## GIVEN ENTRIES
-*-*-
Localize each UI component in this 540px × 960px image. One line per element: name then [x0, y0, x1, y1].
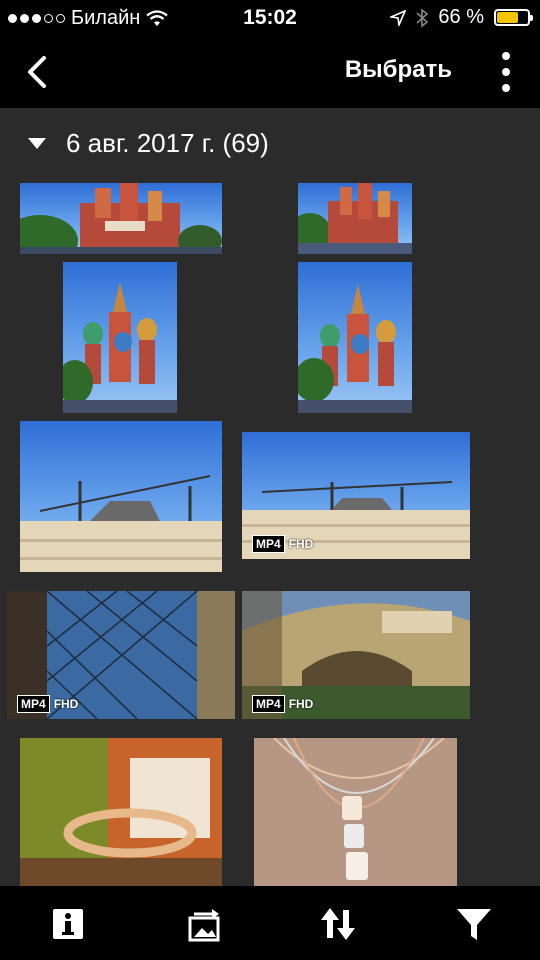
- nav-header: Выбрать: [0, 36, 540, 108]
- bottom-toolbar: [0, 886, 540, 960]
- video-badge: MP4 FHD: [17, 695, 78, 713]
- fhd-label: FHD: [53, 697, 79, 711]
- mp4-label: MP4: [252, 695, 285, 713]
- fhd-label: FHD: [288, 697, 314, 711]
- filter-icon[interactable]: [454, 904, 494, 944]
- mp4-label: MP4: [17, 695, 50, 713]
- fhd-label: FHD: [288, 537, 314, 551]
- photo-thumbnail[interactable]: [20, 738, 222, 886]
- battery-percent: 66 %: [438, 6, 484, 28]
- photo-thumbnail[interactable]: [298, 262, 412, 413]
- slideshow-icon[interactable]: [184, 904, 224, 944]
- bluetooth-icon: [416, 7, 429, 28]
- mp4-label: MP4: [252, 535, 285, 553]
- photo-thumbnail[interactable]: [63, 262, 177, 413]
- date-section-header[interactable]: 6 авг. 2017 г. (69): [28, 128, 269, 159]
- select-button[interactable]: Выбрать: [345, 56, 452, 84]
- status-bar: Билайн 15:02 66 %: [0, 0, 540, 36]
- sort-icon[interactable]: [318, 904, 358, 944]
- section-title: 6 авг. 2017 г. (69): [66, 128, 269, 158]
- photo-thumbnail[interactable]: [254, 738, 457, 886]
- status-right: 66 %: [390, 6, 533, 29]
- photo-thumbnail[interactable]: MP4 FHD: [242, 432, 470, 559]
- info-icon[interactable]: [48, 904, 88, 944]
- photo-thumbnail[interactable]: [298, 183, 412, 254]
- photo-thumbnail[interactable]: MP4 FHD: [7, 591, 235, 719]
- video-badge: MP4 FHD: [252, 535, 313, 553]
- collapse-triangle-icon[interactable]: [28, 138, 46, 149]
- battery-icon: [494, 9, 533, 26]
- more-vertical-icon[interactable]: [500, 52, 512, 92]
- location-icon: [390, 9, 407, 26]
- photo-thumbnail[interactable]: [20, 183, 222, 254]
- chevron-left-icon[interactable]: [18, 52, 58, 92]
- photo-thumbnail[interactable]: MP4 FHD: [242, 591, 470, 719]
- video-badge: MP4 FHD: [252, 695, 313, 713]
- photo-thumbnail[interactable]: [20, 421, 222, 572]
-*-*-
## REQUIRED TASK
Write out every row above word for word, with the pictures left out.

## ANSWER BELOW
Localize each UI component in this 540px × 960px image. One line per element: name then [x0, y0, x1, y1].
- nav-header: Выбрать: [0, 36, 540, 108]
- bottom-toolbar: [0, 886, 540, 960]
- video-badge: MP4 FHD: [17, 695, 78, 713]
- fhd-label: FHD: [53, 697, 79, 711]
- mp4-label: MP4: [252, 695, 285, 713]
- fhd-label: FHD: [288, 697, 314, 711]
- filter-icon[interactable]: [454, 904, 494, 944]
- mp4-label: MP4: [17, 695, 50, 713]
- fhd-label: FHD: [288, 537, 314, 551]
- photo-thumbnail[interactable]: [20, 738, 222, 886]
- battery-percent: 66 %: [438, 6, 484, 28]
- photo-thumbnail[interactable]: [298, 262, 412, 413]
- slideshow-icon[interactable]: [184, 904, 224, 944]
- bluetooth-icon: [416, 7, 429, 28]
- mp4-label: MP4: [252, 535, 285, 553]
- photo-thumbnail[interactable]: [63, 262, 177, 413]
- date-section-header[interactable]: 6 авг. 2017 г. (69): [28, 128, 269, 159]
- select-button[interactable]: Выбрать: [345, 56, 452, 84]
- status-bar: Билайн 15:02 66 %: [0, 0, 540, 36]
- sort-icon[interactable]: [318, 904, 358, 944]
- section-title: 6 авг. 2017 г. (69): [66, 128, 269, 158]
- photo-thumbnail[interactable]: [254, 738, 457, 886]
- status-right: 66 %: [390, 6, 533, 29]
- photo-thumbnail[interactable]: MP4 FHD: [242, 432, 470, 559]
- info-icon[interactable]: [48, 904, 88, 944]
- photo-thumbnail[interactable]: [298, 183, 412, 254]
- photo-thumbnail[interactable]: MP4 FHD: [7, 591, 235, 719]
- video-badge: MP4 FHD: [252, 535, 313, 553]
- collapse-triangle-icon[interactable]: [28, 138, 46, 149]
- battery-icon: [494, 9, 533, 26]
- more-vertical-icon[interactable]: [500, 52, 512, 92]
- location-icon: [390, 9, 407, 26]
- photo-thumbnail[interactable]: [20, 183, 222, 254]
- chevron-left-icon[interactable]: [18, 52, 58, 92]
- photo-thumbnail[interactable]: MP4 FHD: [242, 591, 470, 719]
- video-badge: MP4 FHD: [252, 695, 313, 713]
- photo-thumbnail[interactable]: [20, 421, 222, 572]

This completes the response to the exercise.